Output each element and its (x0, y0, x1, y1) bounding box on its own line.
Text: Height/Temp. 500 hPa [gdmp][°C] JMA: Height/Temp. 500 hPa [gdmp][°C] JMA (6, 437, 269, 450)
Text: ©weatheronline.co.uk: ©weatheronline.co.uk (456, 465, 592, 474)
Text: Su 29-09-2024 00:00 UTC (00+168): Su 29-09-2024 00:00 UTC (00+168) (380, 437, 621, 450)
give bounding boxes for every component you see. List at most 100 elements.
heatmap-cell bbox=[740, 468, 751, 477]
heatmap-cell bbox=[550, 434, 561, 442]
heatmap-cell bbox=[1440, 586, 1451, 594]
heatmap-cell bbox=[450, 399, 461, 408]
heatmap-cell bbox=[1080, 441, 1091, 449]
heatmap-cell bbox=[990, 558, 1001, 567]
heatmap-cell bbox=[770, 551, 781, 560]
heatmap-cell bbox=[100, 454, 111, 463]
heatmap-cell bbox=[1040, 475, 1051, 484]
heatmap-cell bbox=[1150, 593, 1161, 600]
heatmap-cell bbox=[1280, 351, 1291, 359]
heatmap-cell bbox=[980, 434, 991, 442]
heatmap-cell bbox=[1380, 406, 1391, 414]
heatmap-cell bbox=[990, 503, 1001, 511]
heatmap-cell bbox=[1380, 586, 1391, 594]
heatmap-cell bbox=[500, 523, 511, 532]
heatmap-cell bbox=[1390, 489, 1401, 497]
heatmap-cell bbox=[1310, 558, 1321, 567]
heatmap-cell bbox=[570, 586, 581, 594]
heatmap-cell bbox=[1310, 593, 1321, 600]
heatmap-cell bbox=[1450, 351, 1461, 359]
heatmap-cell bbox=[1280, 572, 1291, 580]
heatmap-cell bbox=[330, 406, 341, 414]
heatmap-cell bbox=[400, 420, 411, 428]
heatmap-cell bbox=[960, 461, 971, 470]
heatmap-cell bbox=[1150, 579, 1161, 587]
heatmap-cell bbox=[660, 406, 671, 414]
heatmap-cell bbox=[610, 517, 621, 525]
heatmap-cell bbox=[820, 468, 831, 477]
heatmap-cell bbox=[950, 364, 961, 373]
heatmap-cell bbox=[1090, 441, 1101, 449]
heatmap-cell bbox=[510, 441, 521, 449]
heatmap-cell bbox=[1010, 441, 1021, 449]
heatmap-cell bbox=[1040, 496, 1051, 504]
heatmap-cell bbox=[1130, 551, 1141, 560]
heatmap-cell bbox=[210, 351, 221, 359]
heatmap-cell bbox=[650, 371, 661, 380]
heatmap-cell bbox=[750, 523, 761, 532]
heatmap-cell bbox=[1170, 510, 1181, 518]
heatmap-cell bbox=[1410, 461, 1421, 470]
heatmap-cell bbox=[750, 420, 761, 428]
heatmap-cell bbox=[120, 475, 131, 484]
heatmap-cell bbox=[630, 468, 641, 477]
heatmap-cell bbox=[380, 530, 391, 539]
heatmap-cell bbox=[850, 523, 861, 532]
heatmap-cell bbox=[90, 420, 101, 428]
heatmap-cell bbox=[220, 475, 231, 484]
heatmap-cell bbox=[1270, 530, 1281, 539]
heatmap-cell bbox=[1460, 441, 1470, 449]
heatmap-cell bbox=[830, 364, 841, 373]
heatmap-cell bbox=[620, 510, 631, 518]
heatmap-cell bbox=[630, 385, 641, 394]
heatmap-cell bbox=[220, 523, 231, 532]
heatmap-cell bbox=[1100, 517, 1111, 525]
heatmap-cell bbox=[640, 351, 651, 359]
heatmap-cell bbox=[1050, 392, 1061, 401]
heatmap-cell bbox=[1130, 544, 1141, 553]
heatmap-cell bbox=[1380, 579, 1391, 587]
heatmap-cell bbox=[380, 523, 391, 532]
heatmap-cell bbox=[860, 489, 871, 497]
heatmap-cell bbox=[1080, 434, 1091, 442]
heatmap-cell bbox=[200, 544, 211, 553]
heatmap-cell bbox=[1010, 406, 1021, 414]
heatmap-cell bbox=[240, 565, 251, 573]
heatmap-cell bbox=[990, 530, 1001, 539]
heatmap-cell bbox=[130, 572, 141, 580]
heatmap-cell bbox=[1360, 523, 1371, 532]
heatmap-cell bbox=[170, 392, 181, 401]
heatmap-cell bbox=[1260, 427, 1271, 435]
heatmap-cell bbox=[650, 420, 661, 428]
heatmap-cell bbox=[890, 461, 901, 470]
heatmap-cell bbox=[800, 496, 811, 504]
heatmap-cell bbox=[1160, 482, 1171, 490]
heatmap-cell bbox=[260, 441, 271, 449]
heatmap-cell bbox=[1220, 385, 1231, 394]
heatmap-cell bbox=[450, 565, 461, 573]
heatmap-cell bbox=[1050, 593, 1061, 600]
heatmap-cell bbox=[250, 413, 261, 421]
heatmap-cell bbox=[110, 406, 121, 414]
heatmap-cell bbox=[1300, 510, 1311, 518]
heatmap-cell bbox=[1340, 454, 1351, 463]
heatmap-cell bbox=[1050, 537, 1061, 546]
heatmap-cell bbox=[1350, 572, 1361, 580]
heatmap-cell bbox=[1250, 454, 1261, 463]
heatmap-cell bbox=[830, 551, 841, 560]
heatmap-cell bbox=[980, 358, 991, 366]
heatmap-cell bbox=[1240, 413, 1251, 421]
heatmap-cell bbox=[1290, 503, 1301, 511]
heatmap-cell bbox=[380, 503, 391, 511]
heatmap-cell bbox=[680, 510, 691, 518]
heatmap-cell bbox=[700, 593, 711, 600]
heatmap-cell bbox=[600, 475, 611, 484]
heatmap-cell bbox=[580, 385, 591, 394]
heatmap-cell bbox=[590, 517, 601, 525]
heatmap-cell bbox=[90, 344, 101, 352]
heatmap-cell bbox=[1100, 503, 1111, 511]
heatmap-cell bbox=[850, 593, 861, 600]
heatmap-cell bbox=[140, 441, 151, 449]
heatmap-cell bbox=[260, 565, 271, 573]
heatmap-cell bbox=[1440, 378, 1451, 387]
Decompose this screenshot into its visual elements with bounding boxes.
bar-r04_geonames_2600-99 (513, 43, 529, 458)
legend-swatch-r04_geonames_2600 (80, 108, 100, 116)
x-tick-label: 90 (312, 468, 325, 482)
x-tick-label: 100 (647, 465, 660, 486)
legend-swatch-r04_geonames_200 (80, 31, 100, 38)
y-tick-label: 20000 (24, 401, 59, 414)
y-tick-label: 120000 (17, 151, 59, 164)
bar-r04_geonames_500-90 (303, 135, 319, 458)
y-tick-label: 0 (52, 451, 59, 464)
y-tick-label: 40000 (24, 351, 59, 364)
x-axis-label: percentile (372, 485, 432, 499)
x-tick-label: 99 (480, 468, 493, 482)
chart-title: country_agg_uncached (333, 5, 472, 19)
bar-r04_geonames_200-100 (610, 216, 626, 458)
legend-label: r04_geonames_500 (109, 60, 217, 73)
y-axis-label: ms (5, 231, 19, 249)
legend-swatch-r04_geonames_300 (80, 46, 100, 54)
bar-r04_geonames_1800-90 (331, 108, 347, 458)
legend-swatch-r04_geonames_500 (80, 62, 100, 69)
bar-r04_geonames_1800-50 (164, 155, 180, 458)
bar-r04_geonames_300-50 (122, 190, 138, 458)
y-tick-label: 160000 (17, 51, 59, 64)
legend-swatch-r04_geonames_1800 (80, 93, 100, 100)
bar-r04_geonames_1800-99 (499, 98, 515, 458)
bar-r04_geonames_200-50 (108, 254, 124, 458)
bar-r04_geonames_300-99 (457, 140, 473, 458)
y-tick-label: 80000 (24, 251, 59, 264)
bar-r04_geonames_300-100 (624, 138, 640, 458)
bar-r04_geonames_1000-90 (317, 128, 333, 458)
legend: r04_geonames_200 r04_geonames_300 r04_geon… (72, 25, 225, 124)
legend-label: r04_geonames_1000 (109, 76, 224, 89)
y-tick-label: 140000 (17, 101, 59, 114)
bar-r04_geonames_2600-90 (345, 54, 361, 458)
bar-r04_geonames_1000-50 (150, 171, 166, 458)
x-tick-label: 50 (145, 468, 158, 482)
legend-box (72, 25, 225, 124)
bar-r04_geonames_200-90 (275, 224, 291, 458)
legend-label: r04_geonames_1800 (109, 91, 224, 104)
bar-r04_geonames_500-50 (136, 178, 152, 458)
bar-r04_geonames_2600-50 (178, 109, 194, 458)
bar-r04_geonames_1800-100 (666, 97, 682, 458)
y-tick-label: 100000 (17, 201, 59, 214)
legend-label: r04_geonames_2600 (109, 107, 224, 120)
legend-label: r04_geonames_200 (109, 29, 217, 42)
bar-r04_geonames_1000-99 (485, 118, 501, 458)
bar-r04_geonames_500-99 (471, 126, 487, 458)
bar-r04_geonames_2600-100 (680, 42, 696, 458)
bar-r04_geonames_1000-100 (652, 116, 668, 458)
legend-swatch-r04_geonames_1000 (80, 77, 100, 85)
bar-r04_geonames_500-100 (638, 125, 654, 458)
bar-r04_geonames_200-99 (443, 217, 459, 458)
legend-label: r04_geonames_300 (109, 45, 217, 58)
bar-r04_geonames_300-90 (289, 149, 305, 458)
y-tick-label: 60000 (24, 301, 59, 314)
□ □ □
__Your task__:
Reproduce word for word the lines running from the first line through the line containing "heatmap-cell bbox=[1310, 558, 1321, 567]", with both ends included.

__Finished answer__:
Output each element and its (x0, y0, x1, y1) bounding box on its own line.
Text: Height/Temp. 500 hPa [gdmp][°C] JMA: Height/Temp. 500 hPa [gdmp][°C] JMA (6, 437, 269, 450)
Text: ©weatheronline.co.uk: ©weatheronline.co.uk (456, 465, 592, 474)
Text: Su 29-09-2024 00:00 UTC (00+168): Su 29-09-2024 00:00 UTC (00+168) (380, 437, 621, 450)
give bounding boxes for every component you see. List at most 100 elements.
heatmap-cell bbox=[740, 468, 751, 477]
heatmap-cell bbox=[550, 434, 561, 442]
heatmap-cell bbox=[1440, 586, 1451, 594]
heatmap-cell bbox=[450, 399, 461, 408]
heatmap-cell bbox=[1080, 441, 1091, 449]
heatmap-cell bbox=[990, 558, 1001, 567]
heatmap-cell bbox=[770, 551, 781, 560]
heatmap-cell bbox=[100, 454, 111, 463]
heatmap-cell bbox=[1040, 475, 1051, 484]
heatmap-cell bbox=[1150, 593, 1161, 600]
heatmap-cell bbox=[1280, 351, 1291, 359]
heatmap-cell bbox=[980, 434, 991, 442]
heatmap-cell bbox=[1380, 406, 1391, 414]
heatmap-cell bbox=[990, 503, 1001, 511]
heatmap-cell bbox=[1380, 586, 1391, 594]
heatmap-cell bbox=[500, 523, 511, 532]
heatmap-cell bbox=[1390, 489, 1401, 497]
heatmap-cell bbox=[1310, 558, 1321, 567]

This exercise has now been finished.